## Source passage
+++++

Re: PathHierarchyTokenizerFactory single level match

Erick Erickson
Ah, I see. And I doubt there's any position information or vector
information for that field so it's probably as small as it could be
anyway.

One note about stored data, assuming you've set stored="true". It's
all kept in the "fdt" and "fdx" segment files and doesn't have much
effect on the memory requirements for searching. It's only accessed to
return the top N documents, so while the search may look at a zillion
docs, the stored data will only be accessed for, say, the 10 documents
returned. True it occupies a lot of disk space....

Good luck!
On Fri, Nov 23, 2018 at 11:44 AM lstusr 5u93n4 <[hidden email]> wrote:

>
> Lots of discussion about XY problems on this list lately..... Maybe I'm a
> bit guilty. :D
>
> I used the example from the docs to be clear, but our real use case is
> indexing file metadata on a large filesystem. With a few fields like owner,
> group, mode, lastmodified, filesize, type, and path, the path field is the
> only non-numeric, non-date field that can exceed a couple of characters. So
> we want to be able to say: give me all of the directories in a particular
> parent, and get the answer without the children.
>
> Using the level_count is a great idea. I think this is the way we'll go
> here.
>
> Thanks for your help!
>
> Kyle
>
> On Fri, 23 Nov 2018 at 14:18, Erick Erickson <[hidden email]>
> wrote:
>
> > A couple of things.
> >
> > bq. the field is by far the largest contributor to the index size already,
> >
> > That's a rather odd statement. It implies that there's very little
> > else in your documents. If you have any descriptions etc. I'd think
> > that the category info wouldn't be all that huge in comparison. How
> > are you measuring?
> >
> > One alternative would be to index an extra field with just the
> > _number_ of levels, so Books/NonFic/Science would have a second field
> > "level_count" set to 3. Now your secondary search becomes
> > "q=whatever&fq=category:Books/NonFic&fq=level_count:2".
> >
> > Best,
> > Erick
> > On Fri, Nov 23, 2018 at 6:24 AM lstusr 5u93n4 <[hidden email]> wrote:
> > >
> > > Hi,
> > >
> > > I have a schema that has a descendent_path field as configured in the
> > > PathTokenizerHierarchyFactory docs:
> > >
> > >  <fieldType name="descendent_path" class="solr.TextField">
> > >    <analyzer type="index">
> > >      <tokenizer class="solr.PathHierarchyTokenizerFactory" delimiter="/"
> > />
> > >    </analyzer>
> > >    <analyzer type="query">
> > >      <tokenizer class="solr.KeywordTokenizerFactory" />
> > >    </analyzer>
> > >  </fieldType>
> > >
> > >
> > > Using the example in the docs:  *For example, in the configuration below
> > a
> > > query for Books/NonFic will match documents indexed with values like
> > > Books/NonFic, Books/NonFic/Law, Books/NonFic/Science/Physics, etc. But it
> > > will not match documents indexed with values like Books, or Books/Fic.*
> > This
> > > works great and solves a primary use case.

+++++

## Data entries
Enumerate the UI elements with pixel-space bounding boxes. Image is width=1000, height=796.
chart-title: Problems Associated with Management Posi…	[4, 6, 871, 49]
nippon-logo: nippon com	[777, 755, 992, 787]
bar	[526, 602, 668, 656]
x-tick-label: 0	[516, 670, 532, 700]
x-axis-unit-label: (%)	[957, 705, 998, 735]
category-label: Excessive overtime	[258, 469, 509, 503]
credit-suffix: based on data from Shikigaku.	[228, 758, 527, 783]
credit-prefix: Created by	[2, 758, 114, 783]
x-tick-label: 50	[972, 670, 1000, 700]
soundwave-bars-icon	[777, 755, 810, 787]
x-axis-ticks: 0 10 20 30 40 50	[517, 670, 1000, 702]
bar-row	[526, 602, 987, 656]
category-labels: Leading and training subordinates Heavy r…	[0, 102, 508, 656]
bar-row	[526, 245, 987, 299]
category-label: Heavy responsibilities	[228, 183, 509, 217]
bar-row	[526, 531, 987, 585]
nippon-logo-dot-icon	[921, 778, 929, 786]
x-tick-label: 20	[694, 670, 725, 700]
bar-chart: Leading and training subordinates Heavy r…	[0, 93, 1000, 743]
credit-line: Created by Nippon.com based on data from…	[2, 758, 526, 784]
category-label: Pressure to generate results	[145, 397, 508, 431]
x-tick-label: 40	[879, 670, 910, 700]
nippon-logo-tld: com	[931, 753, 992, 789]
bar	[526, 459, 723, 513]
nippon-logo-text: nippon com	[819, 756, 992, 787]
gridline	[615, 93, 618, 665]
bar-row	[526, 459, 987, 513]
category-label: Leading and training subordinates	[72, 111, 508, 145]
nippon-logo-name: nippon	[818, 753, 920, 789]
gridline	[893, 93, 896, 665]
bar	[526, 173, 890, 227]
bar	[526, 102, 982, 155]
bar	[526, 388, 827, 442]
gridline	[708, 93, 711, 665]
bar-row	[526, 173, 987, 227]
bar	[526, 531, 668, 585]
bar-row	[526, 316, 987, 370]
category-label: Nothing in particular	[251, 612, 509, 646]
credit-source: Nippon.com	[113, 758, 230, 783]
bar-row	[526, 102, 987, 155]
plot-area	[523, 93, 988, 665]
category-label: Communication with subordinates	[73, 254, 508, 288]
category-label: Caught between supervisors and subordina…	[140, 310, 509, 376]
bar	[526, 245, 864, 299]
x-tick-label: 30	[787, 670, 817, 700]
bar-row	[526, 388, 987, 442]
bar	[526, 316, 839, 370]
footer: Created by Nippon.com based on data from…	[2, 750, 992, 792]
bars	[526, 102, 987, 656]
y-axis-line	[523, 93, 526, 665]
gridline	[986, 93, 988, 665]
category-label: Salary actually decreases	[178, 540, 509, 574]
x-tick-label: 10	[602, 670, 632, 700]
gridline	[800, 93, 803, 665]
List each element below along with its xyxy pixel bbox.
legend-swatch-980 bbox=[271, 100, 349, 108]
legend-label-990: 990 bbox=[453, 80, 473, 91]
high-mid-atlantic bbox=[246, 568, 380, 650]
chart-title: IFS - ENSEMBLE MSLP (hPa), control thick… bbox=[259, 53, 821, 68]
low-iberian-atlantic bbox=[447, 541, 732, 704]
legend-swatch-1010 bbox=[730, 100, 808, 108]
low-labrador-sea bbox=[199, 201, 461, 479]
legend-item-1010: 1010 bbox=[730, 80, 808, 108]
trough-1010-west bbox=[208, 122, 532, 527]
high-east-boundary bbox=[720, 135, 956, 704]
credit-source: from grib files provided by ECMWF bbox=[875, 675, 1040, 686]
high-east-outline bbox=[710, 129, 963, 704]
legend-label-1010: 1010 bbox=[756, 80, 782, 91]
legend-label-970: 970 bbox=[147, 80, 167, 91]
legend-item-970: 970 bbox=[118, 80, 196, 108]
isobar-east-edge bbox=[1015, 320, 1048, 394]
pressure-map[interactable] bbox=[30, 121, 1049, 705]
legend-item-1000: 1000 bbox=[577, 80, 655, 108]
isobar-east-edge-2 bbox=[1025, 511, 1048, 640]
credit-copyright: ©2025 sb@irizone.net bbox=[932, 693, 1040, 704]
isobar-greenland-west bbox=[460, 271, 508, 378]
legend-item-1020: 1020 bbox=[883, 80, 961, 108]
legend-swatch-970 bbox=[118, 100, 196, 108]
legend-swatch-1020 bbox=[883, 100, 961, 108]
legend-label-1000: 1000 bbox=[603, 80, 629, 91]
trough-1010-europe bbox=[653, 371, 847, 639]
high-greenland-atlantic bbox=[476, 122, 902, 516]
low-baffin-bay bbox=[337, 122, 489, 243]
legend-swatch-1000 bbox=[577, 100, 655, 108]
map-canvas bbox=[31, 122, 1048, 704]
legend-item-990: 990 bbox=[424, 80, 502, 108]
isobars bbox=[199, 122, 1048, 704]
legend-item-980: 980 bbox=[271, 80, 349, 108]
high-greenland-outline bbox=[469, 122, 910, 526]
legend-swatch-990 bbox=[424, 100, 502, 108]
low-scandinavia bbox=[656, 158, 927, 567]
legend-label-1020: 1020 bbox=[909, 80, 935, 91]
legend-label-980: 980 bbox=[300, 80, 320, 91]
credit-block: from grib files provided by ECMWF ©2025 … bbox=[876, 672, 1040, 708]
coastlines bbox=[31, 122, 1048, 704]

+++++

## Stated goal
Please amend the forum thread from the words "Re: PathHierarchyTokenizerFactory single" through the words "of disk space....", replacing "stored data" with "stored fields" throughout. The records are separate material and are not part of the forum thread.

## Exercise result
Re: PathHierarchyTokenizerFactory single level match

Erick Erickson
Ah, I see. And I doubt there's any position information or vector
information for that field so it's probably as small as it could be
anyway.

One note about stored fields, assuming you've set stored="true". It's
all kept in the "fdt" and "fdx" segment files and doesn't have much
effect on the memory requirements for searching. It's only accessed to
return the top N documents, so while the search may look at a zillion
docs, the stored fields will only be accessed for, say, the 10 documents
returned. True it occupies a lot of disk space....